* **What to produce**:
Take every line that has the string "Global" and copy it out.
===== Records for the exercise
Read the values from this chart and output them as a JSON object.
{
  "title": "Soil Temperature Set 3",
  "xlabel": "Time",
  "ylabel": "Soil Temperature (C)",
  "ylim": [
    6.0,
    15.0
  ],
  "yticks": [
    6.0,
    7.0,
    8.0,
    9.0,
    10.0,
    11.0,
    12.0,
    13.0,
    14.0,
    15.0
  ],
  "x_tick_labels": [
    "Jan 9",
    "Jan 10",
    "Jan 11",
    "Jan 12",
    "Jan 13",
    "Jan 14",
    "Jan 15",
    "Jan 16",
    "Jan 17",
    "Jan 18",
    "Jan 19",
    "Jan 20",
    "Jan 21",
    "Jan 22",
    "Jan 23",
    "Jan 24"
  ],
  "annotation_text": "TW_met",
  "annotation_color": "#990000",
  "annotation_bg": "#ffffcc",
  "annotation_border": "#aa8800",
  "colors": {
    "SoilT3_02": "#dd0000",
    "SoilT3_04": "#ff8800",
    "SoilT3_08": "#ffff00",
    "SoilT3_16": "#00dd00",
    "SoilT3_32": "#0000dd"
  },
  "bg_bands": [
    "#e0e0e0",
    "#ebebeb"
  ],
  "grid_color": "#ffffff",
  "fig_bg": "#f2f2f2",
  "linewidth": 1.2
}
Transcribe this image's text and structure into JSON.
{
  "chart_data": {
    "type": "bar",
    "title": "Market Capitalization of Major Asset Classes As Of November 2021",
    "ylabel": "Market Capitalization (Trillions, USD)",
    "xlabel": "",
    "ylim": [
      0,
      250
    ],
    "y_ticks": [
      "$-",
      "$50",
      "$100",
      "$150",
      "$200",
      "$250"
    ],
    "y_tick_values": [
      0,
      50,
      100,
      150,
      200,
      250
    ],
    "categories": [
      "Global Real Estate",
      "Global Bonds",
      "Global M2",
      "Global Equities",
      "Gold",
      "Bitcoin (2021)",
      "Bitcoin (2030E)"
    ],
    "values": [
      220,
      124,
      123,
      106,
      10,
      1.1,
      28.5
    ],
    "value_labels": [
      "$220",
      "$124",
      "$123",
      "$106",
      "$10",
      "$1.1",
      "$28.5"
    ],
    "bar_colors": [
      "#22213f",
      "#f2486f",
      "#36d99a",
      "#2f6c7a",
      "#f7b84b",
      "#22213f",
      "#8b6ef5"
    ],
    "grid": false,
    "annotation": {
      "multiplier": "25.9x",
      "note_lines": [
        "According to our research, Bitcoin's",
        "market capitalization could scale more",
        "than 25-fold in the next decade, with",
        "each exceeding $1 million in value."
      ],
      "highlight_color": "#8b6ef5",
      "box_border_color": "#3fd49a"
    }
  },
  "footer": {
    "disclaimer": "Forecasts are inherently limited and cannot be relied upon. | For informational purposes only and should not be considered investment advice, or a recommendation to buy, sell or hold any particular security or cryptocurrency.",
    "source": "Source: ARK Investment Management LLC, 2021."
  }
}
==========
* **Problem solution**:
      "Global Real Estate",
      "Global Bonds",
      "Global M2",
      "Global Equities",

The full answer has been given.